WHAT YOU NEED TO DO – Lines containing the word "Monteagudo" should be extracted in full.

DATA SUPPLIED –

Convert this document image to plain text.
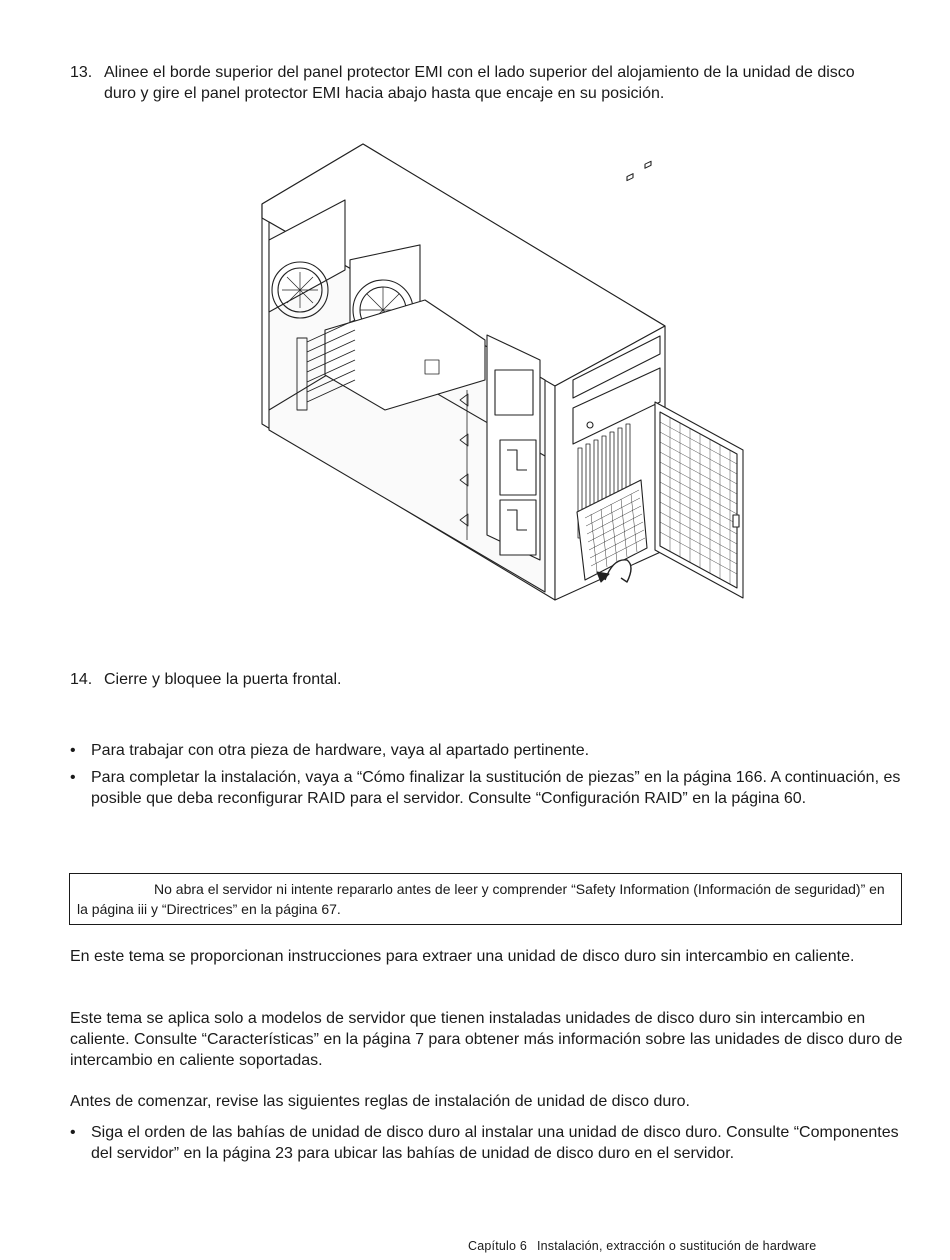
13. Alinee el borde superior del panel protector EMI con el lado superior del alojamiento de la unidad de disco duro y gire el panel protector EMI hacia abajo hasta que encaje en su posición.
14. Cierre y bloquee la puerta frontal.
• Para trabajar con otra pieza de hardware, vaya al apartado pertinente.
• Para completar la instalación, vaya a “Cómo finalizar la sustitución de piezas” en la página 166. A continuación, es posible que deba reconfigurar RAID para el servidor. Consulte “Configuración RAID” en la página 60.
No abra el servidor ni intente repararlo antes de leer y comprender “Safety Information (Información de seguridad)” en la página iii y “Directrices” en la página 67.

En este tema se proporcionan instrucciones para extraer una unidad de disco duro sin intercambio en caliente.

Este tema se aplica solo a modelos de servidor que tienen instaladas unidades de disco duro sin intercambio en caliente. Consulte “Características” en la página 7 para obtener más información sobre las unidades de disco duro de intercambio en caliente soportadas.

Antes de comenzar, revise las siguientes reglas de instalación de unidad de disco duro.

• Siga el orden de las bahías de unidad de disco duro al instalar una unidad de disco duro. Consulte “Componentes del servidor” en la página 23 para ubicar las bahías de unidad de disco duro en el servidor.
Capítulo 6 Instalación, extracción o sustitución de hardware
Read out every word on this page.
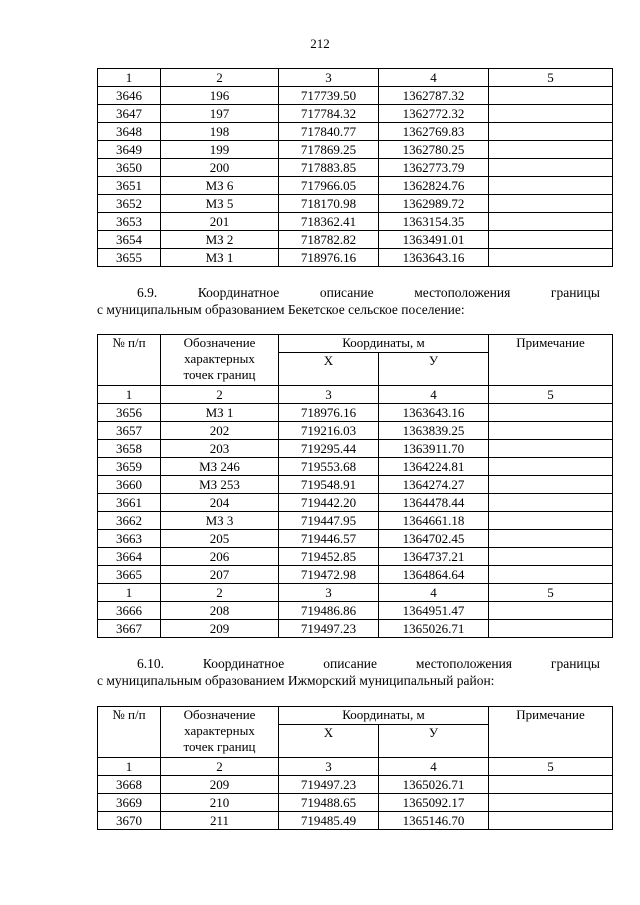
212
1	2	3	4	5
3646	196	717739.50	1362787.32	
3647	197	717784.32	1362772.32	
3648	198	717840.77	1362769.83	
3649	199	717869.25	1362780.25	
3650	200	717883.85	1362773.79	
3651	МЗ 6	717966.05	1362824.76	
3652	МЗ 5	718170.98	1362989.72	
3653	201	718362.41	1363154.35	
3654	МЗ 2	718782.82	1363491.01	
3655	МЗ 1	718976.16	1363643.16	
6.9.	Координатное	описание	местоположения	границы
с муниципальным образованием Бекетское сельское поселение:
№ п/п	Обозначение
характерных
точек границ	Координаты, м		Примечание
		Х	У	
1	2	3	4	5
3656	МЗ 1	718976.16	1363643.16	
3657	202	719216.03	1363839.25	
3658	203	719295.44	1363911.70	
3659	МЗ 246	719553.68	1364224.81	
3660	МЗ 253	719548.91	1364274.27	
3661	204	719442.20	1364478.44	
3662	МЗ 3	719447.95	1364661.18	
3663	205	719446.57	1364702.45	
3664	206	719452.85	1364737.21	
3665	207	719472.98	1364864.64	
1	2	3	4	5
3666	208	719486.86	1364951.47	
3667	209	719497.23	1365026.71	
6.10.	Координатное	описание	местоположения	границы
с муниципальным образованием Ижморский муниципальный район:
№ п/п	Обозначение
характерных
точек границ	Координаты, м		Примечание
		Х	У	
1	2	3	4	5
3668	209	719497.23	1365026.71	
3669	210	719488.65	1365092.17	
3670	211	719485.49	1365146.70	
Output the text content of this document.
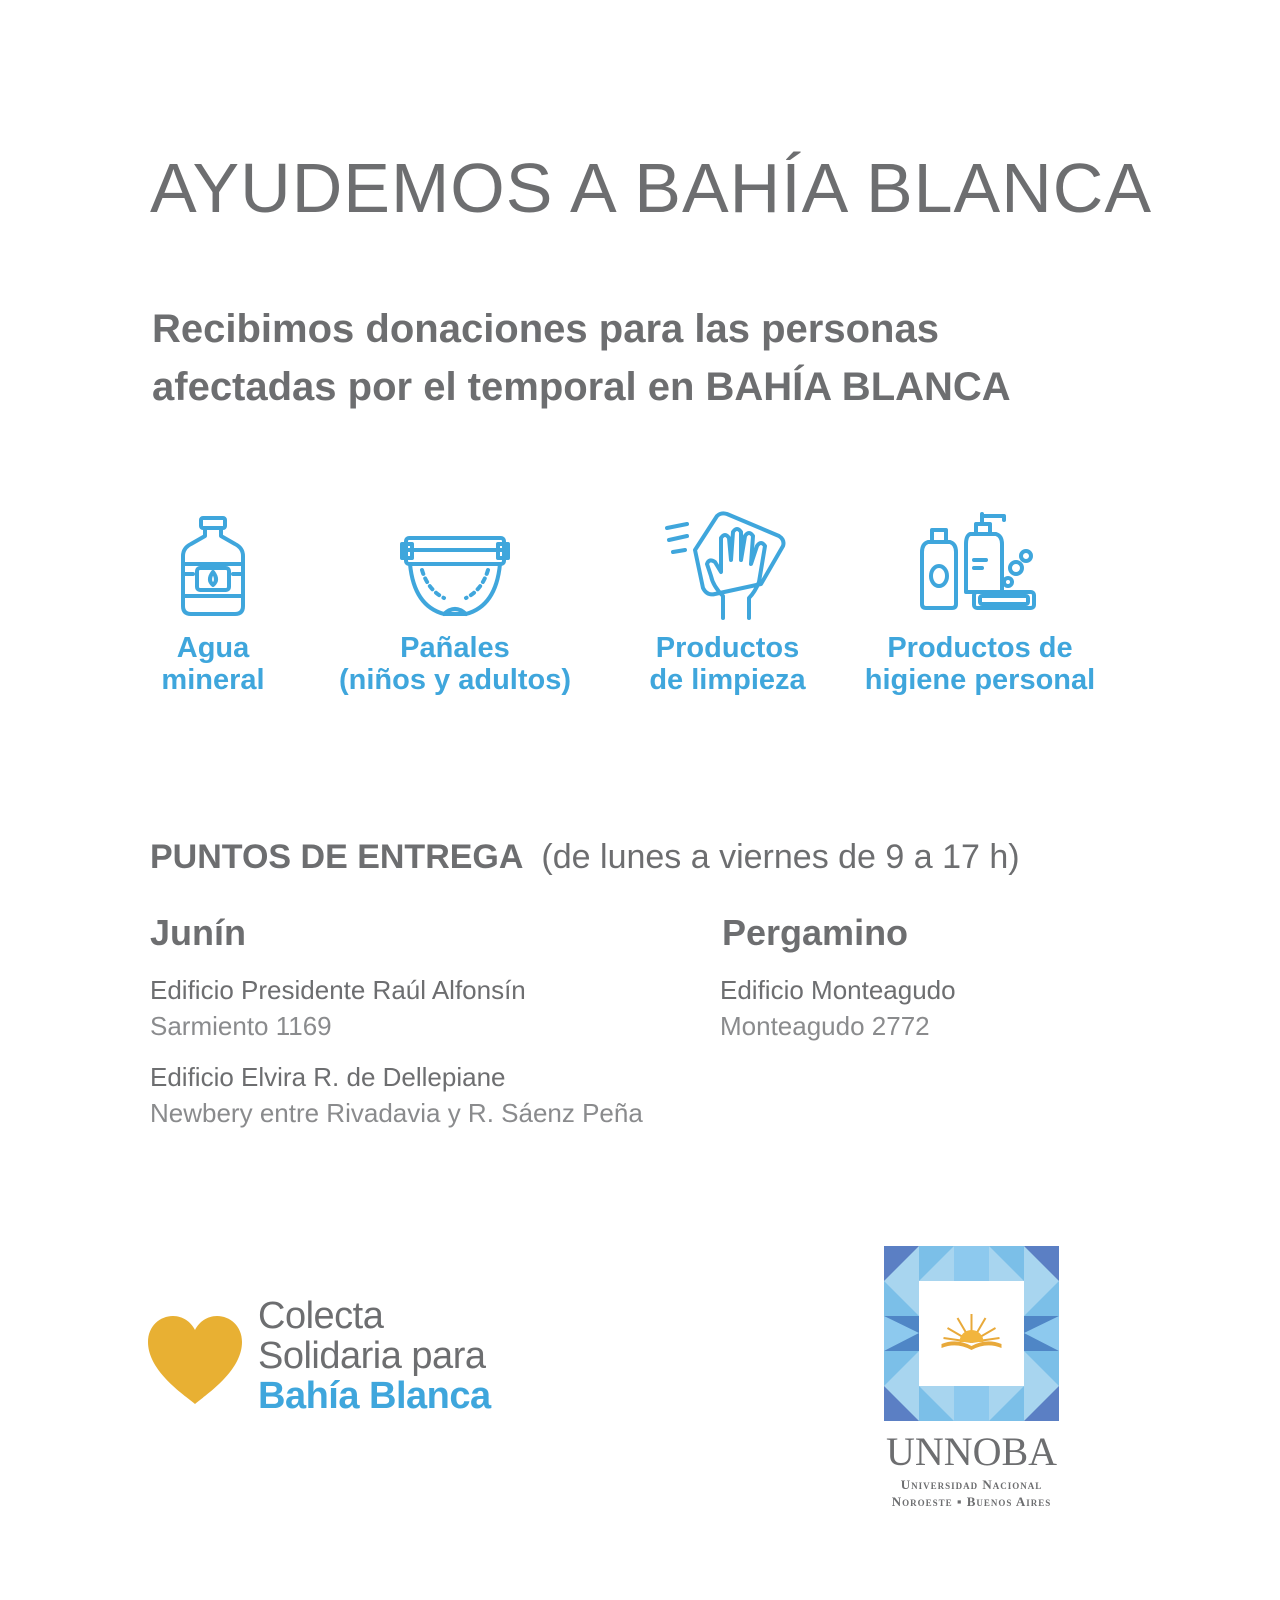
AYUDEMOS A BAHÍA BLANCA
Recibimos donaciones para las personas
afectadas por el temporal en BAHÍA BLANCA
Agua
mineral
Pañales
(niños y adultos)
Productos
de limpieza
Productos de
higiene personal
PUNTOS DE ENTREGA (de lunes a viernes de 9 a 17 h)
Junín
Edificio Presidente Raúl Alfonsín
Sarmiento 1169
Edificio Elvira R. de Dellepiane
Newbery entre Rivadavia y R. Sáenz Peña
Pergamino
Edificio Monteagudo
Monteagudo 2772
Colecta
Solidaria para
Bahía Blanca
UNNOBA
Universidad Nacional
Noroeste ▪ Buenos Aires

COMPLETE OUTPUT –
Edificio Monteagudo
Monteagudo 2772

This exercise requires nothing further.